◆ **WHAT THE EXERCISE ASKS**:
Your task is to copy every line of the entries that contains "credit".

◆ **RECORDS FOR THE TASK**:

************

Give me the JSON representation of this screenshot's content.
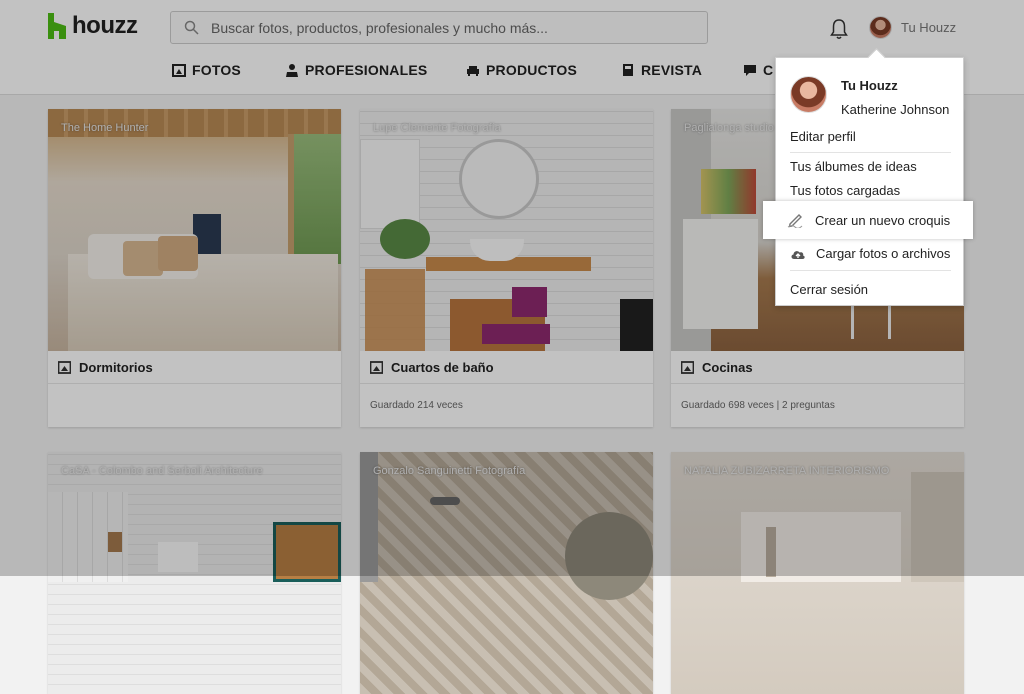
{
  "header": {
    "logo_text": "houzz",
    "search_placeholder": "Buscar fotos, productos, profesionales y mucho más...",
    "user_label": "Tu Houzz"
  },
  "nav": {
    "items": [
      {
        "label": "FOTOS",
        "icon": "photo-icon"
      },
      {
        "label": "PROFESIONALES",
        "icon": "person-icon"
      },
      {
        "label": "PRODUCTOS",
        "icon": "sofa-icon"
      },
      {
        "label": "REVISTA",
        "icon": "book-icon"
      },
      {
        "label": "C",
        "icon": "chat-icon"
      }
    ]
  },
  "cards": [
    {
      "credit": "The Home Hunter",
      "title": "Dormitorios",
      "meta": ""
    },
    {
      "credit": "Lupe Clemente Fotografía",
      "title": "Cuartos de baño",
      "meta": "Guardado 214 veces"
    },
    {
      "credit": "Paglialonga studio",
      "title": "Cocinas",
      "meta": "Guardado 698 veces | 2 preguntas"
    },
    {
      "credit": "CaSA - Colombo and Serboli Architecture",
      "title": "",
      "meta": ""
    },
    {
      "credit": "Gonzalo Sanguinetti Fotografía",
      "title": "",
      "meta": ""
    },
    {
      "credit": "NATALIA ZUBIZARRETA INTERIORISMO",
      "title": "",
      "meta": ""
    }
  ],
  "dropdown": {
    "name": "Tu Houzz",
    "full_name": "Katherine Johnson",
    "edit_profile": "Editar perfil",
    "ideas": "Tus álbumes de ideas",
    "photos": "Tus fotos cargadas",
    "sketch": "Crear un nuevo croquis",
    "upload": "Cargar fotos o archivos",
    "logout": "Cerrar sesión"
  },
  "colors": {
    "brand_green": "#4dbc15",
    "overlay": "rgba(0,0,0,0.24)"
  }
}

************

◆ **EXERCISE RESULT**:
      "credit": "The Home Hunter",
      "credit": "Lupe Clemente Fotografía",
      "credit": "Paglialonga studio",
      "credit": "CaSA - Colombo and Serboli Architecture",
      "credit": "Gonzalo Sanguinetti Fotografía",
      "credit": "NATALIA ZUBIZARRETA INTERIORISMO",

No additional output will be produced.